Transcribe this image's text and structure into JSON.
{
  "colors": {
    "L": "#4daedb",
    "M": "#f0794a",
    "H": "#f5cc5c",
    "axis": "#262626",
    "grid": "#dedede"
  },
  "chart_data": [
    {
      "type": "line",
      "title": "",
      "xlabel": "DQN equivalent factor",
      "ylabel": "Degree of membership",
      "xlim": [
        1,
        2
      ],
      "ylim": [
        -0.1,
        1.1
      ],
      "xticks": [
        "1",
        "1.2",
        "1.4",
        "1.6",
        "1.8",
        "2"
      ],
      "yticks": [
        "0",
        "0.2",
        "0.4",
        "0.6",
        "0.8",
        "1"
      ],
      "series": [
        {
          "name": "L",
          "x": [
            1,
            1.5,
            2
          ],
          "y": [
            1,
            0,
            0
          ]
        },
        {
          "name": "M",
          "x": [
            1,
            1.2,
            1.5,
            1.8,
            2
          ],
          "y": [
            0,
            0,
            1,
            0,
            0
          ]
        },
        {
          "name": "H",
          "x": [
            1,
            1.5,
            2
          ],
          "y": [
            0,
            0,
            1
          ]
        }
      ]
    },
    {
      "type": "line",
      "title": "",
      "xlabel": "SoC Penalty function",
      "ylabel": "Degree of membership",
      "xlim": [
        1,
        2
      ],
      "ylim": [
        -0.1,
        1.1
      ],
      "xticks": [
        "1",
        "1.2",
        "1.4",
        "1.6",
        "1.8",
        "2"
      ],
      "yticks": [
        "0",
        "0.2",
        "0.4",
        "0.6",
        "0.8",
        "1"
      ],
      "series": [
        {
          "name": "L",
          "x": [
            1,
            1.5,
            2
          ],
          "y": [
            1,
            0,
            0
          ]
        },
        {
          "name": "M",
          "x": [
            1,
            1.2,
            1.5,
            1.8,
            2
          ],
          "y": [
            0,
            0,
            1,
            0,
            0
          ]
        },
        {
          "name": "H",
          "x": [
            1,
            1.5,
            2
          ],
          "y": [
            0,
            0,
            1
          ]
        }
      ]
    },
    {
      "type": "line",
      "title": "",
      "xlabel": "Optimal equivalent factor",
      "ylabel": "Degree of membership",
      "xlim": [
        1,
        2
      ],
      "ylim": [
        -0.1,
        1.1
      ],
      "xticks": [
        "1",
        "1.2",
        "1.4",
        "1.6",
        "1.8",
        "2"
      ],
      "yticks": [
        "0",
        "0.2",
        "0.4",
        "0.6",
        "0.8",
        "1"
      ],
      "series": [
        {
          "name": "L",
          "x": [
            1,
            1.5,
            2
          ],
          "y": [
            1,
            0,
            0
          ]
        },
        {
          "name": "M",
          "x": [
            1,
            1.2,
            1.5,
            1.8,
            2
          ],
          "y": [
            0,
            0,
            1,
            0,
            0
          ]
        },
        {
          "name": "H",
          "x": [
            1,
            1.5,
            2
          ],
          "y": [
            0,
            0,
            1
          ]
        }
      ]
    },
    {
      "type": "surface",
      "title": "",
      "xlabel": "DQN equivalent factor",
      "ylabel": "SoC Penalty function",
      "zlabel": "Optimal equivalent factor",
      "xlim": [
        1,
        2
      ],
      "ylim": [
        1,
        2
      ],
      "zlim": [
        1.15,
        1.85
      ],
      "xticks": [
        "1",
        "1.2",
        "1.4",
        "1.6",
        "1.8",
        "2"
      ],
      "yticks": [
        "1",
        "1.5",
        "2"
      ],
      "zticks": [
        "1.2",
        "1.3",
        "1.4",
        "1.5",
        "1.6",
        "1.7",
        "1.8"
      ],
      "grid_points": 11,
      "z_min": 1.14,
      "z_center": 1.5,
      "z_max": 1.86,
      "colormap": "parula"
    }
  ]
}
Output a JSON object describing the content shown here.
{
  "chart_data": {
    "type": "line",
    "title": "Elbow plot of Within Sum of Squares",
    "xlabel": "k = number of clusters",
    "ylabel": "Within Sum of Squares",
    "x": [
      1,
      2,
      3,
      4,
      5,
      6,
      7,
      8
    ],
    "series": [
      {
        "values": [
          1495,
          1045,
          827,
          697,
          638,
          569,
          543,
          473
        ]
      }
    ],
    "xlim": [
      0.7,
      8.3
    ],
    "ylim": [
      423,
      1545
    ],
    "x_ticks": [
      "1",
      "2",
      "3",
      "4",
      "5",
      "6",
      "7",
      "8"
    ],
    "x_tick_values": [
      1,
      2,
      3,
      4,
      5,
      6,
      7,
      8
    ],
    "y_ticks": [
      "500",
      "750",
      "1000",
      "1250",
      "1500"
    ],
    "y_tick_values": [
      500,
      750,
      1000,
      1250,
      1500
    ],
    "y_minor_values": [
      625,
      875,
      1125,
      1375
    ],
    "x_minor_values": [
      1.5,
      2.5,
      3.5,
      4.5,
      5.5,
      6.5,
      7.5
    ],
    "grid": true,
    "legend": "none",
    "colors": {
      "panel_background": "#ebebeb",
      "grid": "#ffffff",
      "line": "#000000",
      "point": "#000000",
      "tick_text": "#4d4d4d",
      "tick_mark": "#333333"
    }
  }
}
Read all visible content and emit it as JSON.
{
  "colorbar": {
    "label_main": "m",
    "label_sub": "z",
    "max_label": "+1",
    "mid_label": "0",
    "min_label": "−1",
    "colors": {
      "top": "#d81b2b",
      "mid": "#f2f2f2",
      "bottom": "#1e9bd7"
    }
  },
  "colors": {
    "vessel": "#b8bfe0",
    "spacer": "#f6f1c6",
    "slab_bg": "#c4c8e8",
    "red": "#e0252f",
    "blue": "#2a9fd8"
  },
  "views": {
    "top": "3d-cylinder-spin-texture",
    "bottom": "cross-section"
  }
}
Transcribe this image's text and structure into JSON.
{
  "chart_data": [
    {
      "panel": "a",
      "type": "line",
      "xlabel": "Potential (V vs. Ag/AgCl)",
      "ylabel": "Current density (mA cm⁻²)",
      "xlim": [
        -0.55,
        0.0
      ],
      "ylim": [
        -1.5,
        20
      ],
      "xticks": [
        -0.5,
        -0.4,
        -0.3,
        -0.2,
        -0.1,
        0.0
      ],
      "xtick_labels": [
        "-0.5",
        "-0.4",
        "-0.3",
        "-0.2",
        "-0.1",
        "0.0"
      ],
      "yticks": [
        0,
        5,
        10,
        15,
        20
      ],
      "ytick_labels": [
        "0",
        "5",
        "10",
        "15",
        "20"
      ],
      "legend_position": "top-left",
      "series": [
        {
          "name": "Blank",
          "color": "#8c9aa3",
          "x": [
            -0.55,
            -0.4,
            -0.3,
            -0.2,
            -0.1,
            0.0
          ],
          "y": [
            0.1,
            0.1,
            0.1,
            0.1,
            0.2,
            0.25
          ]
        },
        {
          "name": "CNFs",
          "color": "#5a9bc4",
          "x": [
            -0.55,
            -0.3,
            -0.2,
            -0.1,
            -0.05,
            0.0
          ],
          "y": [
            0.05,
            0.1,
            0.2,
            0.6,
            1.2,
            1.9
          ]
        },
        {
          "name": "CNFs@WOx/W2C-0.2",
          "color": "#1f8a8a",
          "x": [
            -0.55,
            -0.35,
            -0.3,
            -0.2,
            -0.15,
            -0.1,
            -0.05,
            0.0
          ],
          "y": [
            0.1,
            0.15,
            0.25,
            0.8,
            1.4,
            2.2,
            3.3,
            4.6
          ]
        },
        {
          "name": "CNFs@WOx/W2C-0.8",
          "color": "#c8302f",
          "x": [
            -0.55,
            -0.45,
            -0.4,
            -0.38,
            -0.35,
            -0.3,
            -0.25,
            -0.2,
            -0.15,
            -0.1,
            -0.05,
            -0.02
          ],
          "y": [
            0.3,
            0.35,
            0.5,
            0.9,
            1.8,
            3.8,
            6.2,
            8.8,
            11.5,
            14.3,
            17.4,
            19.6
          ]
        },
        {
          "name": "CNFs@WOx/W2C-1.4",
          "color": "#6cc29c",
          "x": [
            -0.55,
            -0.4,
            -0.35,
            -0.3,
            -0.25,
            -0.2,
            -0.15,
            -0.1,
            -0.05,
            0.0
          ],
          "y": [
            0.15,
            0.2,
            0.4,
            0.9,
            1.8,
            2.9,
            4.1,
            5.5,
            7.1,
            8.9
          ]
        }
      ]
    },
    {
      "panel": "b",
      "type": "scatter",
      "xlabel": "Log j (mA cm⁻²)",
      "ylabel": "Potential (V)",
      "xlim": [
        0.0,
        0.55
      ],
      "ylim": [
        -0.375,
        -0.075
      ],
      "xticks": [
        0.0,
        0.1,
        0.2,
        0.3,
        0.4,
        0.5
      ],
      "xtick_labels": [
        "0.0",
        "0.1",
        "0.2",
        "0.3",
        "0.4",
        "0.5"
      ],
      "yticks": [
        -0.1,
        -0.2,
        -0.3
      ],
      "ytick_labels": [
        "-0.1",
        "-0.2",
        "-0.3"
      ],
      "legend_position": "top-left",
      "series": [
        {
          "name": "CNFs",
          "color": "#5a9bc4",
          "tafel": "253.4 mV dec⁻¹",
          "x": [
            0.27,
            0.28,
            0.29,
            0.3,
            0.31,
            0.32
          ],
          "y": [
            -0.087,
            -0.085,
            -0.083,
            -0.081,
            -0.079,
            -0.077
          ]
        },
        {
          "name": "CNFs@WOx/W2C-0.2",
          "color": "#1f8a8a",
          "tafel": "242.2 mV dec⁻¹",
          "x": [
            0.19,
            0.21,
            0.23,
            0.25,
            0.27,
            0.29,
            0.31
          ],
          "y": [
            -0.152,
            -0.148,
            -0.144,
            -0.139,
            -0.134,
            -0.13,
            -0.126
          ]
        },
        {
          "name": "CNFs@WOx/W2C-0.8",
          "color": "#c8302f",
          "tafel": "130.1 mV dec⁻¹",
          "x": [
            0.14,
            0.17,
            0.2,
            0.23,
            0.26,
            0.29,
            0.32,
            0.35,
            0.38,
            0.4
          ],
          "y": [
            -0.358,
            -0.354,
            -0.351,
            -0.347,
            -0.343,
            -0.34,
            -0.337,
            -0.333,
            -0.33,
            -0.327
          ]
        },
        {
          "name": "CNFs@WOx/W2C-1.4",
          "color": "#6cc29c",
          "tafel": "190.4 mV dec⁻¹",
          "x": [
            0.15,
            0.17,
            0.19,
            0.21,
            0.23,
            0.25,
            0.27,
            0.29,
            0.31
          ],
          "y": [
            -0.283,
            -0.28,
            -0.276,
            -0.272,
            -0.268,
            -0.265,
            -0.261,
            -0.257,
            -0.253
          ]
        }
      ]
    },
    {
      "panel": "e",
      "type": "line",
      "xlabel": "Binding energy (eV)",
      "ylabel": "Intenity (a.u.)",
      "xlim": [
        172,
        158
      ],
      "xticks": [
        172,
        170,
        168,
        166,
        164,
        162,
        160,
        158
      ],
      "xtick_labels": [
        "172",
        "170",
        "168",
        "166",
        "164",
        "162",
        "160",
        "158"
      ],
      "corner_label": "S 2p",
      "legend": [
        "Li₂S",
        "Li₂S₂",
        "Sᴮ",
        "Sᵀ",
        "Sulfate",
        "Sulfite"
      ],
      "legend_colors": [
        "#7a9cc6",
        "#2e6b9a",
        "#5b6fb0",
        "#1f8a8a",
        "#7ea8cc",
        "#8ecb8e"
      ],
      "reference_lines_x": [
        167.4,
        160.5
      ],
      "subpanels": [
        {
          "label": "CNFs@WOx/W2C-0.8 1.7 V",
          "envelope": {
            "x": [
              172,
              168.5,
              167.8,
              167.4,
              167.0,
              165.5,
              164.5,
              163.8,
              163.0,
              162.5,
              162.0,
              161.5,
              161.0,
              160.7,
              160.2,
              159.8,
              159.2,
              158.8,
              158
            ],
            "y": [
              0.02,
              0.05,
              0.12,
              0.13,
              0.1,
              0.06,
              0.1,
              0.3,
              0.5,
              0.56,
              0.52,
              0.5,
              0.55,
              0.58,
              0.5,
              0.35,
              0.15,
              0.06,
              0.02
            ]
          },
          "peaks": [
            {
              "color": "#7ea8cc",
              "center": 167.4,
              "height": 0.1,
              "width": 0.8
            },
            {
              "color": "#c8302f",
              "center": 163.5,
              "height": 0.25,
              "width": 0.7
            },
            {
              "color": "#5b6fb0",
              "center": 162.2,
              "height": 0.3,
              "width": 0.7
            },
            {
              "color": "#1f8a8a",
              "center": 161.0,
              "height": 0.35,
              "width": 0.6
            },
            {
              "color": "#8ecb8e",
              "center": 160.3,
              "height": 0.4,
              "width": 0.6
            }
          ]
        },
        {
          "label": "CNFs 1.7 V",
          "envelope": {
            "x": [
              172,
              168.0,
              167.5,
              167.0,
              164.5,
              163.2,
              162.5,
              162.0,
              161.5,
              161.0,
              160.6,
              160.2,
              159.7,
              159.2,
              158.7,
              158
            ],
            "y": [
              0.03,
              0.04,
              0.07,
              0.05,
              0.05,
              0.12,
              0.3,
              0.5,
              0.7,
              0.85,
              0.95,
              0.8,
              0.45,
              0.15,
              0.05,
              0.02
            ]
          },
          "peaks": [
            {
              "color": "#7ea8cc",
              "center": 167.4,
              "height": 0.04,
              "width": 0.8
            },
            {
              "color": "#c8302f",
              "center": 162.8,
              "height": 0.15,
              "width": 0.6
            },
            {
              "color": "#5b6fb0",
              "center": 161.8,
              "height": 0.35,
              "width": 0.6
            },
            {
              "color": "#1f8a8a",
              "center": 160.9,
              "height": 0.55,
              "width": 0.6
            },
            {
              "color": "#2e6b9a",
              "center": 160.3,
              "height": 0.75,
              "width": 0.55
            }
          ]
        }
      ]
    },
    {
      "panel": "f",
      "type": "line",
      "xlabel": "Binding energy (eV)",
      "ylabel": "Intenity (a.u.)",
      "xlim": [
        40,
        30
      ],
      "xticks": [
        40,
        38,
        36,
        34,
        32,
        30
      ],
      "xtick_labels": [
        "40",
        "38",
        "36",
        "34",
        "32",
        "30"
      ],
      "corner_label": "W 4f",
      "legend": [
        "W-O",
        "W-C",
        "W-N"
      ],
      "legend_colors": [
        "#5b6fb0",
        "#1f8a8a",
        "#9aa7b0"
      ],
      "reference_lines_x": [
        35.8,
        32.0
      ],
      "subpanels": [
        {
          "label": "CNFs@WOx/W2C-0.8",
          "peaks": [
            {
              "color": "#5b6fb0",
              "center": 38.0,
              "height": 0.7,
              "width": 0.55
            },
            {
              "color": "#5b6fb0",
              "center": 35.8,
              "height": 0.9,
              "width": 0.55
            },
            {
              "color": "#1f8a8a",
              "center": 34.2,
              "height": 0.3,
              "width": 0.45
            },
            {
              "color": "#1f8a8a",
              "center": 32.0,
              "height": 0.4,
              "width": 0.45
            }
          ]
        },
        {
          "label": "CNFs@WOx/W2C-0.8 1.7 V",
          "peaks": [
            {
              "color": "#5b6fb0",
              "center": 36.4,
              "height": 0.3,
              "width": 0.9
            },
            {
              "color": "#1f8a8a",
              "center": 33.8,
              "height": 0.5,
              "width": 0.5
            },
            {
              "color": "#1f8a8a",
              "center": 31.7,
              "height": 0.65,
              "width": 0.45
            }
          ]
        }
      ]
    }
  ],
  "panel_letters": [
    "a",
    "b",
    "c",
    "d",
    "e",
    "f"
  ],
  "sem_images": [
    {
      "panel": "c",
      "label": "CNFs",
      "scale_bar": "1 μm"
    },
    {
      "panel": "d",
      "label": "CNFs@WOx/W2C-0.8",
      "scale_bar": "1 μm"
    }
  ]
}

- Exercise task -
Each line in the data that holds the string "Squares" should be found and copied.

- The completed task -
    "title": "Elbow plot of Within Sum of Squares",
    "ylabel": "Within Sum of Squares",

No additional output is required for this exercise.